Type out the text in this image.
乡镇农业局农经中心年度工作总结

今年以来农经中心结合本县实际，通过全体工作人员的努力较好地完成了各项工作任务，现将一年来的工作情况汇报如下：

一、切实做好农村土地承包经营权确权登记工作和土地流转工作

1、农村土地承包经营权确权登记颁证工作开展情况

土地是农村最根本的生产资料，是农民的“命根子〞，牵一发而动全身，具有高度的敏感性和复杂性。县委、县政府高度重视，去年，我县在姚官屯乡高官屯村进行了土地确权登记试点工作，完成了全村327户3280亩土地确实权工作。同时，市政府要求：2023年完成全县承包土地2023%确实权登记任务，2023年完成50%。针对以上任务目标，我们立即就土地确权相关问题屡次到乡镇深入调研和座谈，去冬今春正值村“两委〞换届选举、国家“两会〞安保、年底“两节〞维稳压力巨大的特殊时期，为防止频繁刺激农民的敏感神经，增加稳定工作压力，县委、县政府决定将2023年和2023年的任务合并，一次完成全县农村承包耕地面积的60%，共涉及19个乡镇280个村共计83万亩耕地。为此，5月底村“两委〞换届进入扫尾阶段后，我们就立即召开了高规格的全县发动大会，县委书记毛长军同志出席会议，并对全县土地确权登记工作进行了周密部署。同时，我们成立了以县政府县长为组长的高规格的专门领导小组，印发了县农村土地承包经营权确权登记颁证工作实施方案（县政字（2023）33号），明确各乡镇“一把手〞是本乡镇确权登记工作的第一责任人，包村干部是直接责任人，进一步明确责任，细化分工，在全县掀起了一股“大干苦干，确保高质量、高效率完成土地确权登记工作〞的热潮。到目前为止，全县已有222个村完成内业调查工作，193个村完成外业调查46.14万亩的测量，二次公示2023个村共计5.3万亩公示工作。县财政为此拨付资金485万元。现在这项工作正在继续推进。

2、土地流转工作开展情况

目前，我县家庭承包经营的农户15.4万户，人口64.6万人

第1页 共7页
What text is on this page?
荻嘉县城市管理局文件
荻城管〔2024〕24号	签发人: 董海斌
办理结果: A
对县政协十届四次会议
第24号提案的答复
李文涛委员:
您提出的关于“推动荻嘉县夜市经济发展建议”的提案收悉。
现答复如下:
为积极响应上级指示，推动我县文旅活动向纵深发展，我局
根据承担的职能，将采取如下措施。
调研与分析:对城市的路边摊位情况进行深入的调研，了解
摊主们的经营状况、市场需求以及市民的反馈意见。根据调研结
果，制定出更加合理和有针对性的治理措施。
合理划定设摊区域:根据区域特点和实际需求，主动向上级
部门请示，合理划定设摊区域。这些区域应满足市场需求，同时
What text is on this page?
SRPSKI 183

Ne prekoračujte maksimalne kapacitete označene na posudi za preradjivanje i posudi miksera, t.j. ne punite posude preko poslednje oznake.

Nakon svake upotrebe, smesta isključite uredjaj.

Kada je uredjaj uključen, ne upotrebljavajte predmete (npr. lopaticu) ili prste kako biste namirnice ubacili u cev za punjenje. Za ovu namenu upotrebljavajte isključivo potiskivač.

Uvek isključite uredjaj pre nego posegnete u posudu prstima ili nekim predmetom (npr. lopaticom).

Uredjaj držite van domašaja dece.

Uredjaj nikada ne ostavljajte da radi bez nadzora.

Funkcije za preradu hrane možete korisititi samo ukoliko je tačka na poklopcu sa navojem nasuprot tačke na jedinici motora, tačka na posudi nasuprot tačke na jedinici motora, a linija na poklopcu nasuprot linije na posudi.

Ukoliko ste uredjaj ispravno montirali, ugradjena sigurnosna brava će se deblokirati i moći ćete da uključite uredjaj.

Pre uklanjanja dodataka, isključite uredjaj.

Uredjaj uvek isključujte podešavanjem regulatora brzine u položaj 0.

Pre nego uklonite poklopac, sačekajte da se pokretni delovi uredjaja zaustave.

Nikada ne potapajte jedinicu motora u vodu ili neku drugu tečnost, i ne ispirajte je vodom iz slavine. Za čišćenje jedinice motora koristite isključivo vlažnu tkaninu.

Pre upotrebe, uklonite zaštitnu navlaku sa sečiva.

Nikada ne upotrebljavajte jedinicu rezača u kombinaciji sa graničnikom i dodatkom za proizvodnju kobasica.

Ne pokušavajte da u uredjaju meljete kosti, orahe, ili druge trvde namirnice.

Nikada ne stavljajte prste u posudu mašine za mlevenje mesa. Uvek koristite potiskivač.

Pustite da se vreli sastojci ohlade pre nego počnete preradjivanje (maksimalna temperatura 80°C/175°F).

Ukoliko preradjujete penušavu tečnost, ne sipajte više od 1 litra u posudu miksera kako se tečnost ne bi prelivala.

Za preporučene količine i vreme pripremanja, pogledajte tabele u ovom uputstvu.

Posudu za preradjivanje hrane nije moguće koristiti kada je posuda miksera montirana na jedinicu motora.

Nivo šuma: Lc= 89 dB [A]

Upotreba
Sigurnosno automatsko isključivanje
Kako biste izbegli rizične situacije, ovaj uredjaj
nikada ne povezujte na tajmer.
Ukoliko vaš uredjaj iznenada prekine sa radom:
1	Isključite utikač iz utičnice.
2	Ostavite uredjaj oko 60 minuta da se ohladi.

#####

▸ Instruction
Give the count of lines in the data above that hold the string "prste", with no additional words.

▸ Solution
2